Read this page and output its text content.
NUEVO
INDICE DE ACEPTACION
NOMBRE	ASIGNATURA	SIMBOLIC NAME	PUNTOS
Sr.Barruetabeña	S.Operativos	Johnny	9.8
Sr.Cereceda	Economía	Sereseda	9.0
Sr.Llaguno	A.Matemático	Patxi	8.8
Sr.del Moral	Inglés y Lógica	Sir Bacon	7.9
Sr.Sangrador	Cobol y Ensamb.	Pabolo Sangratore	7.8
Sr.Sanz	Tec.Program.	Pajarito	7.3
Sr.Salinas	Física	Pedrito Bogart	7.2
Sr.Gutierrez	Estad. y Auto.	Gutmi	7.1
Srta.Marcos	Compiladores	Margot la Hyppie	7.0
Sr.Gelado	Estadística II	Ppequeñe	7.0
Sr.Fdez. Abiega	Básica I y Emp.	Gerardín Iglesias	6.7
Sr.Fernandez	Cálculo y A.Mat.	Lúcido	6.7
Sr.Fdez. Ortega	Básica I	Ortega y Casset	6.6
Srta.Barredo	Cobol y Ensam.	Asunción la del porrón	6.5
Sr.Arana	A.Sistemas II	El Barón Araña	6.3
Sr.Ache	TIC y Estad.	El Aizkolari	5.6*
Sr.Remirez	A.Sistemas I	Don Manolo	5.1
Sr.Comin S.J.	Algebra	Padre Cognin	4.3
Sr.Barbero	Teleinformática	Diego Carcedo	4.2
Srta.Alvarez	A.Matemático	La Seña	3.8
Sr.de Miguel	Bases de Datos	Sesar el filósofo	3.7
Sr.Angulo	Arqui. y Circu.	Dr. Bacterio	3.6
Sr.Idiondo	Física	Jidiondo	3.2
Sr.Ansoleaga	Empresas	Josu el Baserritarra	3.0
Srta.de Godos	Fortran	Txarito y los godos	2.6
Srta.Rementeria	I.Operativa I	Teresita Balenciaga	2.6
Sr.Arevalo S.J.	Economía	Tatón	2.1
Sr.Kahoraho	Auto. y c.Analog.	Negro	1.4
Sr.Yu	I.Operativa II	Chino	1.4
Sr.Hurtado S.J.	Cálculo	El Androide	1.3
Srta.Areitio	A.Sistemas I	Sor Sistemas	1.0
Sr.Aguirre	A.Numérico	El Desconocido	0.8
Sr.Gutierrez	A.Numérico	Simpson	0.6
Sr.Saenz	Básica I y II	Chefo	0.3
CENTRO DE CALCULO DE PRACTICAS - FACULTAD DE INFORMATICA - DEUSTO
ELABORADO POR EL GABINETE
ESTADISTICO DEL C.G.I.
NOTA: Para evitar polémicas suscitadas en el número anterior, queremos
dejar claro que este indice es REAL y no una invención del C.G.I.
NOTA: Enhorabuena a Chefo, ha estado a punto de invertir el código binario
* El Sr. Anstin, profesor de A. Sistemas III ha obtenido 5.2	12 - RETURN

= WORK REQUIRED =
Using the records above, list each line that includes "Básica".

= EXERCISE OUTPUT =
Sr.Fdez. Abiega	Básica I y Emp.	Gerardín Iglesias	6.7
Sr.Fdez. Ortega	Básica I	Ortega y Casset	6.6
Sr.Saenz	Básica I y II	Chefo	0.3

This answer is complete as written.